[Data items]

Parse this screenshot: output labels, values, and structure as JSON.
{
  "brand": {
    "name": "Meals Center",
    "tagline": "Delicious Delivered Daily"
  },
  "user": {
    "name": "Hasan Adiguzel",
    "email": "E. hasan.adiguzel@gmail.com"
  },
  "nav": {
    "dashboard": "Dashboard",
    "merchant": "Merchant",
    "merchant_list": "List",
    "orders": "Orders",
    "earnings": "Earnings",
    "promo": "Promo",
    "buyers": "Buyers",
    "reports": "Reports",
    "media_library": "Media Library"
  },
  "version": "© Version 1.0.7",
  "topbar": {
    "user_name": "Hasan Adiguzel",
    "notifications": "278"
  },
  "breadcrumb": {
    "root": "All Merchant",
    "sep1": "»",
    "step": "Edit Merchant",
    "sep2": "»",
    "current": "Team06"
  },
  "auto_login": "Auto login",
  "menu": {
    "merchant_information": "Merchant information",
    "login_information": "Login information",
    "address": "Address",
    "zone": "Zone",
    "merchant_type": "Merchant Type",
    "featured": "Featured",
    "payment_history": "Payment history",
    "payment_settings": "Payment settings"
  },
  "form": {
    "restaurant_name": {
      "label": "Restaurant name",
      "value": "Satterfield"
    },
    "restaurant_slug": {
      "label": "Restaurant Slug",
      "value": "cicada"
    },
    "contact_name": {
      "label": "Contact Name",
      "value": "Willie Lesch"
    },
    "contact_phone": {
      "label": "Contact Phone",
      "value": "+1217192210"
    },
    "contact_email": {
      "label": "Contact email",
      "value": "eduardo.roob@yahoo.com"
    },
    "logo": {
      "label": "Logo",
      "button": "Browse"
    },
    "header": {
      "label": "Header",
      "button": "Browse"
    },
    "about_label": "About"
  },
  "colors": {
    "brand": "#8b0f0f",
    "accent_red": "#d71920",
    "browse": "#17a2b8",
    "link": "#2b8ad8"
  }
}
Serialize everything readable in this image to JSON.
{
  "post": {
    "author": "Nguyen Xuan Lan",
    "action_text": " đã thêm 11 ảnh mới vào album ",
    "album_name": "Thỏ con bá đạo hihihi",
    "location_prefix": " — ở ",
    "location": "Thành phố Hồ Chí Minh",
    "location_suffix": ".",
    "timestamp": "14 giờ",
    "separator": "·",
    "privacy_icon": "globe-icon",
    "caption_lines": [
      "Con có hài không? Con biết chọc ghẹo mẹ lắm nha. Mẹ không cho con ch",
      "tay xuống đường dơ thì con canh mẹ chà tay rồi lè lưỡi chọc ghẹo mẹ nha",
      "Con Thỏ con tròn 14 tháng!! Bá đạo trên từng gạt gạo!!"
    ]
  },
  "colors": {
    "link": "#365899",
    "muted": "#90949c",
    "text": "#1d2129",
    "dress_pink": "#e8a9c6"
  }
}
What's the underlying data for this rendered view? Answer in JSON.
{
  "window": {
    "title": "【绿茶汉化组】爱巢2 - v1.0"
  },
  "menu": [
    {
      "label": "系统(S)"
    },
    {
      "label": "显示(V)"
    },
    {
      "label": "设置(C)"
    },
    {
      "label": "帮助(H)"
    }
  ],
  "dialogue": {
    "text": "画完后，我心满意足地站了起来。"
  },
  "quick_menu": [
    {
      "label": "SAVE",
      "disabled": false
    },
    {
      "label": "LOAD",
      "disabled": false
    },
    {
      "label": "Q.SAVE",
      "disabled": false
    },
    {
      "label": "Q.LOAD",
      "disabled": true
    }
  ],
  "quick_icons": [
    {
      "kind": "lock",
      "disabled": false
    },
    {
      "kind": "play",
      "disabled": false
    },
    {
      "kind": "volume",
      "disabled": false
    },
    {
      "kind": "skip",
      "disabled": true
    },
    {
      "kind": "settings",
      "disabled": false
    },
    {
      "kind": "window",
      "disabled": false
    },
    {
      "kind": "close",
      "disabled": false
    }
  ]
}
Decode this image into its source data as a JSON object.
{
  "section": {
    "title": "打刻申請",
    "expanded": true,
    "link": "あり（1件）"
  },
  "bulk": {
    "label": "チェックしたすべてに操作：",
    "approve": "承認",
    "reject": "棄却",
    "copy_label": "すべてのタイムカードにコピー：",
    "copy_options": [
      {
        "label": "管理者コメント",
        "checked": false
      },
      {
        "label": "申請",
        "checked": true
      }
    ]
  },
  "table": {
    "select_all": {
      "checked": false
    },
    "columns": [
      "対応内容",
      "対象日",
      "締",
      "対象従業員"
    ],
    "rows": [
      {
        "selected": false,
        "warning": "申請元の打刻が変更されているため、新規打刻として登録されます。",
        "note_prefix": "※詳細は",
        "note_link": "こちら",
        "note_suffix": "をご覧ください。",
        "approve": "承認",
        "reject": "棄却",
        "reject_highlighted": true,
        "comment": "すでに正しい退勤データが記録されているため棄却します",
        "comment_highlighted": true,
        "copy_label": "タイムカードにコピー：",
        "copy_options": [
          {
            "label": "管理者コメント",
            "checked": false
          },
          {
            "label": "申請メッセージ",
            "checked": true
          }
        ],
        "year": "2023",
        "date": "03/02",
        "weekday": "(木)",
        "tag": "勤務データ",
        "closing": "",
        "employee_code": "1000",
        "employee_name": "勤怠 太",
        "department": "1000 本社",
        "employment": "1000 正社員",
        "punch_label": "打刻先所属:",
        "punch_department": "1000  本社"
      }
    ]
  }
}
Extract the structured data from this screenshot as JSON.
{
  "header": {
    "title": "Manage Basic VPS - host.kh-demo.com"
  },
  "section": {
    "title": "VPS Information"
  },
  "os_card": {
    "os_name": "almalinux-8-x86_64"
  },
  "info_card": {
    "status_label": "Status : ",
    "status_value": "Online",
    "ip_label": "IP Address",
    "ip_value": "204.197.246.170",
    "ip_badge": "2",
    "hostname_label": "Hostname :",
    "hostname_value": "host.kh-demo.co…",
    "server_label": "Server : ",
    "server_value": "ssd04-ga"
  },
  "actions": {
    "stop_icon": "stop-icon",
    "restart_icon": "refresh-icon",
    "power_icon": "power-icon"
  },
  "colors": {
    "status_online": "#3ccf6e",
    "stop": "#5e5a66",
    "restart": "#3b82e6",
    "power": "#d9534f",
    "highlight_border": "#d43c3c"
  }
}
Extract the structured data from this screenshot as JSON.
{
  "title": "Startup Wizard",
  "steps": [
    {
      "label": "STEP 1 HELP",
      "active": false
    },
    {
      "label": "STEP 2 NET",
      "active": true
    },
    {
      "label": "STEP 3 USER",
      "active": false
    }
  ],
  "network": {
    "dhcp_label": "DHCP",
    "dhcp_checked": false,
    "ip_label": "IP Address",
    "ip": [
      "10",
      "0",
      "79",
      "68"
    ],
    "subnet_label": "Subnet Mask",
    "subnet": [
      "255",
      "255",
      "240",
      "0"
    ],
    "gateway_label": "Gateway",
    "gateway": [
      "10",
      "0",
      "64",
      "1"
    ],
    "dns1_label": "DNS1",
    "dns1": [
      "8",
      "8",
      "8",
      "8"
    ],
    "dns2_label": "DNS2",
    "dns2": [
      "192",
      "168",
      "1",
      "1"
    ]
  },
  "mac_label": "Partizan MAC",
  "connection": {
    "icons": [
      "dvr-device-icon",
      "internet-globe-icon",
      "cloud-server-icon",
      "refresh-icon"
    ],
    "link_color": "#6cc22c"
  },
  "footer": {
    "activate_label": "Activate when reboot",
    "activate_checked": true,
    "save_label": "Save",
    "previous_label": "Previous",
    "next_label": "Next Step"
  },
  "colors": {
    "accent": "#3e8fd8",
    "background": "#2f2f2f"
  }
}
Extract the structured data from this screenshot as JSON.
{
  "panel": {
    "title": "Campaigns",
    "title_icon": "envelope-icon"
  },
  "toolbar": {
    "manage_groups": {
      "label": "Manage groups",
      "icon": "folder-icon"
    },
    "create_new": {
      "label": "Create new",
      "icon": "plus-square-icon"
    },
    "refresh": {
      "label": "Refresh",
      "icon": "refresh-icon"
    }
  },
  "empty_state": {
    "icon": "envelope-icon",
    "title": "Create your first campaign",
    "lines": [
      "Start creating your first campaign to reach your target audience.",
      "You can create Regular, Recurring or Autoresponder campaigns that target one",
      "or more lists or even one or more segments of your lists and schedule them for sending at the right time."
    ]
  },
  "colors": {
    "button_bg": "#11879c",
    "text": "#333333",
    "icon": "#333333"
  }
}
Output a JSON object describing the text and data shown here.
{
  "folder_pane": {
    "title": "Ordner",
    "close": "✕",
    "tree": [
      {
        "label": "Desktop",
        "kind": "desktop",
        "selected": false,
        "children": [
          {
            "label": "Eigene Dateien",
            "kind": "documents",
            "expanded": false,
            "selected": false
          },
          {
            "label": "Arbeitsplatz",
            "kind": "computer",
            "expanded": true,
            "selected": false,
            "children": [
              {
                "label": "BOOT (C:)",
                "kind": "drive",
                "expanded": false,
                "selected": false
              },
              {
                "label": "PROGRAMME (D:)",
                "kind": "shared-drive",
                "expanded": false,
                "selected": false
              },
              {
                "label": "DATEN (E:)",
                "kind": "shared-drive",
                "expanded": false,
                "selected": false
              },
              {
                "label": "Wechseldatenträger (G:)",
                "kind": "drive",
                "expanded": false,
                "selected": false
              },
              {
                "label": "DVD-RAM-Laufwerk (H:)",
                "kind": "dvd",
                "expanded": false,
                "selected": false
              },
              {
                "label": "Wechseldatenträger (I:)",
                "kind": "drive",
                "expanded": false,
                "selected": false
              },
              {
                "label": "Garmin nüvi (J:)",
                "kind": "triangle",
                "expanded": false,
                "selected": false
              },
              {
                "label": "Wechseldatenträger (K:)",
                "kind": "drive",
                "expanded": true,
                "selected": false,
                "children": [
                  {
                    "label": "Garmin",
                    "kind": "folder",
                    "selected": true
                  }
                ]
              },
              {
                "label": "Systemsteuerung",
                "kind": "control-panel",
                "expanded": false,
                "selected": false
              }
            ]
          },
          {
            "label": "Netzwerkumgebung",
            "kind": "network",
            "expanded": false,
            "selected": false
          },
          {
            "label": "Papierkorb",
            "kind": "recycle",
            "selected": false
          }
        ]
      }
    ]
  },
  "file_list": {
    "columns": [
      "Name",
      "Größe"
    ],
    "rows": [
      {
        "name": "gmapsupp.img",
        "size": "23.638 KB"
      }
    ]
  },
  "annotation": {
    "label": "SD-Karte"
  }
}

Task to complete – From the listing, copy each line containing the word "chọc".

Response to the exercise –
      "Con có hài không? Con biết chọc ghẹo mẹ lắm nha. Mẹ không cho con ch",
      "tay xuống đường dơ thì con canh mẹ chà tay rồi lè lưỡi chọc ghẹo mẹ nha",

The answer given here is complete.